## Work instructions
Look for the word "significant" in the entries below, then copy every line that has it.

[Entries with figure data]
- - - - - - -

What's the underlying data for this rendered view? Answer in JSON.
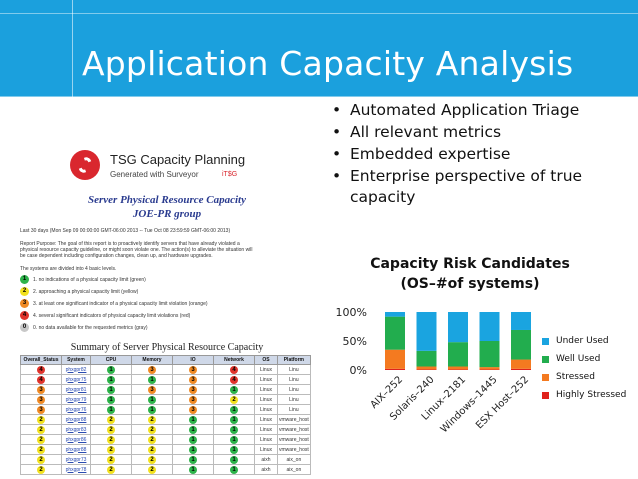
{
  "slide": {
    "title": "Application Capacity Analysis",
    "bullets": [
      "Automated Application Triage",
      "All relevant metrics",
      "Embedded expertise",
      "Enterprise perspective of true capacity"
    ],
    "banner_color": "#1ba0dd"
  },
  "report": {
    "logo_icon": "surveyor-logo-icon",
    "title": "TSG Capacity Planning",
    "subtitle": "Generated with Surveyor",
    "tsg_mark": "iT$G",
    "heading1": "Server Physical Resource Capacity",
    "heading2": "JOE-PR group",
    "period": "Last 30 days (Mon Sep 09 00:00:00 GMT-06:00 2013 -- Tue Oct 08 23:59:59 GMT-06:00 2013)",
    "purpose_lines": [
      "Report Purpose: The goal of this report is to proactively identify servers that have already violated a",
      "physical resource capacity guideline, or might soon violate one. The action(s) to alleviate the situation will",
      "be case dependent including configuration changes, clean up, and hardware upgrades."
    ],
    "levels_intro": "The systems are divided into 4 basic levels.",
    "levels": [
      {
        "num": "1",
        "color": "#2db34a",
        "text": "no indications of a physical capacity limit (green)"
      },
      {
        "num": "2",
        "color": "#f2e11e",
        "text": "approaching a physical capacity limit (yellow)"
      },
      {
        "num": "3",
        "color": "#f08a24",
        "text": "at least one significant indicator of a physical capacity limit violation (orange)"
      },
      {
        "num": "4",
        "color": "#e0342c",
        "text": "several significant indicators of physical capacity limit violations (red)"
      },
      {
        "num": "0",
        "color": "#c8c8c8",
        "text": "no data available for the requested metrics (gray)"
      }
    ],
    "table_title": "Summary of Server Physical Resource Capacity",
    "columns": [
      "Overall_Status",
      "System",
      "CPU",
      "Memory",
      "IO",
      "Network",
      "OS",
      "Platform"
    ],
    "rows": [
      {
        "overall": "4",
        "system": "phxgpr82",
        "cpu": "1",
        "mem": "3",
        "io": "3",
        "net": "4",
        "os": "Linux",
        "plat": "Linu"
      },
      {
        "overall": "4",
        "system": "phxgpr75",
        "cpu": "1",
        "mem": "1",
        "io": "3",
        "net": "4",
        "os": "Linux",
        "plat": "Linu"
      },
      {
        "overall": "3",
        "system": "phxgpr81",
        "cpu": "1",
        "mem": "3",
        "io": "3",
        "net": "1",
        "os": "Linux",
        "plat": "Linu"
      },
      {
        "overall": "3",
        "system": "phxgpr79",
        "cpu": "1",
        "mem": "1",
        "io": "3",
        "net": "2",
        "os": "Linux",
        "plat": "Linu"
      },
      {
        "overall": "3",
        "system": "phxgpr76",
        "cpu": "1",
        "mem": "1",
        "io": "3",
        "net": "1",
        "os": "Linux",
        "plat": "Linu"
      },
      {
        "overall": "2",
        "system": "phxgpr88",
        "cpu": "2",
        "mem": "2",
        "io": "1",
        "net": "1",
        "os": "Linux",
        "plat": "vmware_host"
      },
      {
        "overall": "2",
        "system": "phxgpr83",
        "cpu": "2",
        "mem": "2",
        "io": "1",
        "net": "1",
        "os": "Linux",
        "plat": "vmware_host"
      },
      {
        "overall": "2",
        "system": "phxgpr86",
        "cpu": "2",
        "mem": "2",
        "io": "1",
        "net": "1",
        "os": "Linux",
        "plat": "vmware_host"
      },
      {
        "overall": "2",
        "system": "phxgpr88",
        "cpu": "2",
        "mem": "2",
        "io": "1",
        "net": "1",
        "os": "Linux",
        "plat": "vmware_host"
      },
      {
        "overall": "2",
        "system": "phxgpr73",
        "cpu": "2",
        "mem": "2",
        "io": "1",
        "net": "1",
        "os": "aixh",
        "plat": "aix_on"
      },
      {
        "overall": "2",
        "system": "phxgpr78",
        "cpu": "2",
        "mem": "2",
        "io": "1",
        "net": "1",
        "os": "aixh",
        "plat": "aix_on"
      }
    ]
  },
  "chart_data": {
    "type": "bar",
    "stacked": true,
    "percent": true,
    "title_lines": [
      "Capacity Risk Candidates",
      "(OS–#of systems)"
    ],
    "categories": [
      "AIX–252",
      "Solaris–240",
      "Linux–2181",
      "Windows–1445",
      "ESX Host–252"
    ],
    "series": [
      {
        "name": "Highly Stressed",
        "color": "#e0221c",
        "values": [
          2,
          1,
          1,
          1,
          2
        ]
      },
      {
        "name": "Stressed",
        "color": "#f47a20",
        "values": [
          33,
          5,
          5,
          4,
          16
        ]
      },
      {
        "name": "Well Used",
        "color": "#22ad4e",
        "values": [
          57,
          27,
          42,
          45,
          51
        ]
      },
      {
        "name": "Under Used",
        "color": "#1aa4e0",
        "values": [
          8,
          67,
          52,
          50,
          31
        ]
      }
    ],
    "yticks": [
      "100%",
      "50%",
      "0%"
    ],
    "ylim": [
      0,
      100
    ],
    "legend_position": "right",
    "legend_order": [
      "Under Used",
      "Well Used",
      "Stressed",
      "Highly Stressed"
    ]
  }
}
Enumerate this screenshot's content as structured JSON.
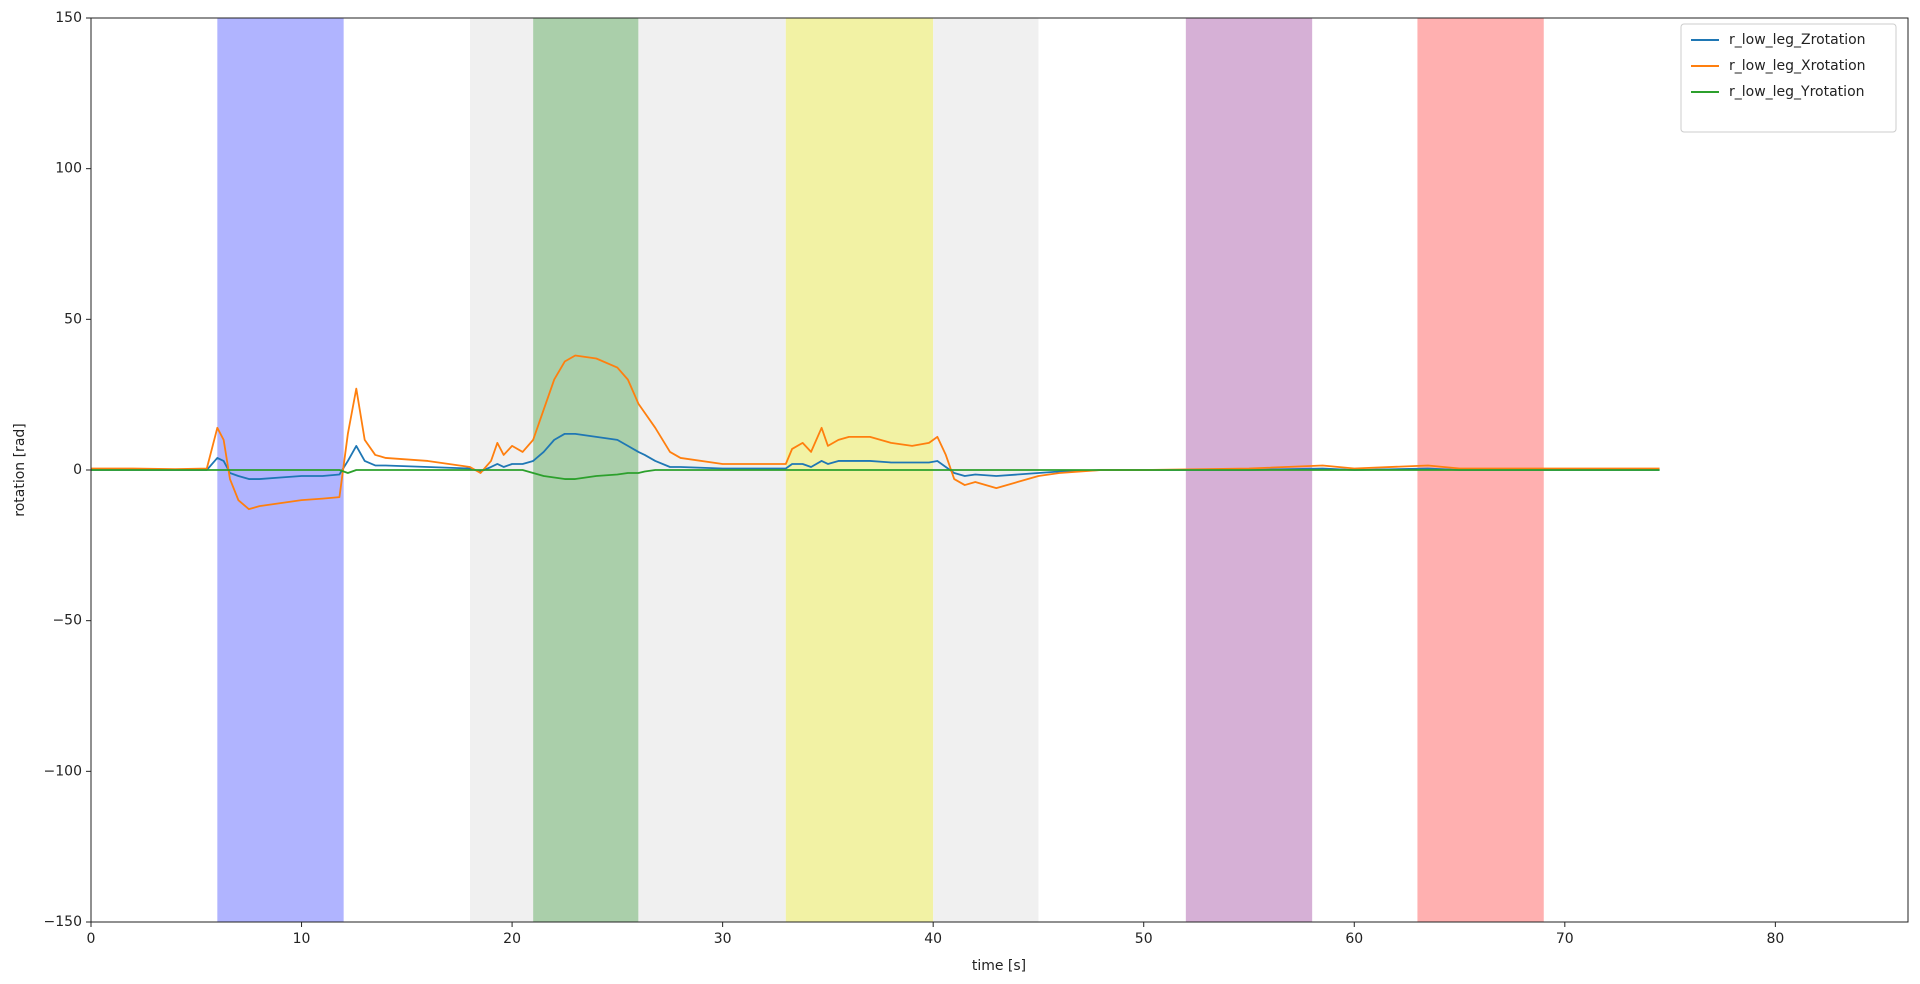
{
  "chart_data": {
    "type": "line",
    "x_label": "time [s]",
    "y_label": "rotation [rad]",
    "xlim": [
      0,
      86.3
    ],
    "ylim": [
      -150,
      150
    ],
    "xticks": [
      0,
      10,
      20,
      30,
      40,
      50,
      60,
      70,
      80
    ],
    "yticks": [
      {
        "value": -150,
        "label": "−150"
      },
      {
        "value": -100,
        "label": "−100"
      },
      {
        "value": -50,
        "label": "−50"
      },
      0,
      50,
      100,
      150
    ],
    "legend": "upper right",
    "spans": [
      {
        "start": 6,
        "end": 12,
        "color": "#b0b4ff"
      },
      {
        "start": 18,
        "end": 21,
        "color": "#f0f0f0"
      },
      {
        "start": 21,
        "end": 26,
        "color": "#aacfaa"
      },
      {
        "start": 26,
        "end": 33,
        "color": "#f0f0f0"
      },
      {
        "start": 33,
        "end": 40,
        "color": "#f2f2a4"
      },
      {
        "start": 40,
        "end": 45,
        "color": "#f0f0f0"
      },
      {
        "start": 52,
        "end": 58,
        "color": "#d6b0d6"
      },
      {
        "start": 63,
        "end": 69,
        "color": "#ffb0b0"
      }
    ],
    "x": [
      0,
      2,
      4,
      5.5,
      6,
      6.3,
      6.6,
      7,
      7.5,
      8,
      9,
      10,
      11,
      11.8,
      12.2,
      12.6,
      13,
      13.5,
      14,
      16,
      18,
      18.5,
      19,
      19.3,
      19.6,
      20,
      20.5,
      21,
      21.5,
      22,
      22.5,
      23,
      24,
      25,
      25.5,
      26,
      26.3,
      26.8,
      27.5,
      28,
      30,
      32,
      33,
      33.3,
      33.8,
      34.2,
      34.7,
      35,
      35.5,
      36,
      37,
      38,
      39,
      39.8,
      40.2,
      40.6,
      41,
      41.5,
      42,
      43,
      44,
      45,
      46,
      48,
      50,
      55,
      58.5,
      60,
      63.5,
      65,
      70,
      74.5
    ],
    "series": [
      {
        "name": "r_low_leg_Zrotation",
        "color": "#1f77b4",
        "values": [
          0,
          0,
          0,
          0,
          4,
          3,
          -1,
          -2,
          -3,
          -3,
          -2.5,
          -2,
          -2,
          -1.5,
          3,
          8,
          3,
          1.5,
          1.5,
          1,
          0.5,
          -0.5,
          1,
          2,
          1,
          2,
          2,
          3,
          6,
          10,
          12,
          12,
          11,
          10,
          8,
          6,
          5,
          3,
          1,
          1,
          0.5,
          0.5,
          0.5,
          2,
          2,
          1,
          3,
          2,
          3,
          3,
          3,
          2.5,
          2.5,
          2.5,
          3,
          1,
          -1,
          -2,
          -1.5,
          -2,
          -1.5,
          -1,
          -0.5,
          0,
          0,
          0,
          0.5,
          0,
          0.5,
          0,
          0,
          0
        ]
      },
      {
        "name": "r_low_leg_Xrotation",
        "color": "#ff7f0e",
        "values": [
          0.5,
          0.5,
          0.3,
          0.5,
          14,
          10,
          -3,
          -10,
          -13,
          -12,
          -11,
          -10,
          -9.5,
          -9,
          12,
          27,
          10,
          5,
          4,
          3,
          1,
          -1,
          3,
          9,
          5,
          8,
          6,
          10,
          20,
          30,
          36,
          38,
          37,
          34,
          30,
          22,
          19,
          14,
          6,
          4,
          2,
          2,
          2,
          7,
          9,
          6,
          14,
          8,
          10,
          11,
          11,
          9,
          8,
          9,
          11,
          5,
          -3,
          -5,
          -4,
          -6,
          -4,
          -2,
          -1,
          0,
          0,
          0.5,
          1.5,
          0.5,
          1.5,
          0.5,
          0.5,
          0.5
        ]
      },
      {
        "name": "r_low_leg_Yrotation",
        "color": "#2ca02c",
        "values": [
          0,
          0,
          0,
          0,
          0,
          0,
          0,
          0,
          0,
          0,
          0,
          0,
          0,
          0,
          -1,
          0,
          0,
          0,
          0,
          0,
          0,
          0,
          0,
          0,
          0,
          0,
          0,
          -1,
          -2,
          -2.5,
          -3,
          -3,
          -2,
          -1.5,
          -1,
          -1,
          -0.5,
          0,
          0,
          0,
          0,
          0,
          0,
          0,
          0,
          0,
          0,
          0,
          0,
          0,
          0,
          0,
          0,
          0,
          0,
          0,
          0,
          0,
          0,
          0,
          0,
          0,
          0,
          0,
          0,
          0,
          0,
          0,
          0,
          0,
          0,
          0
        ]
      }
    ]
  }
}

- - - - - - -

## Result of this task
        "text": "at least one significant indicator of a physical capacity limit violation (orange)"
        "text": "several significant indicators of physical capacity limit violations (red)"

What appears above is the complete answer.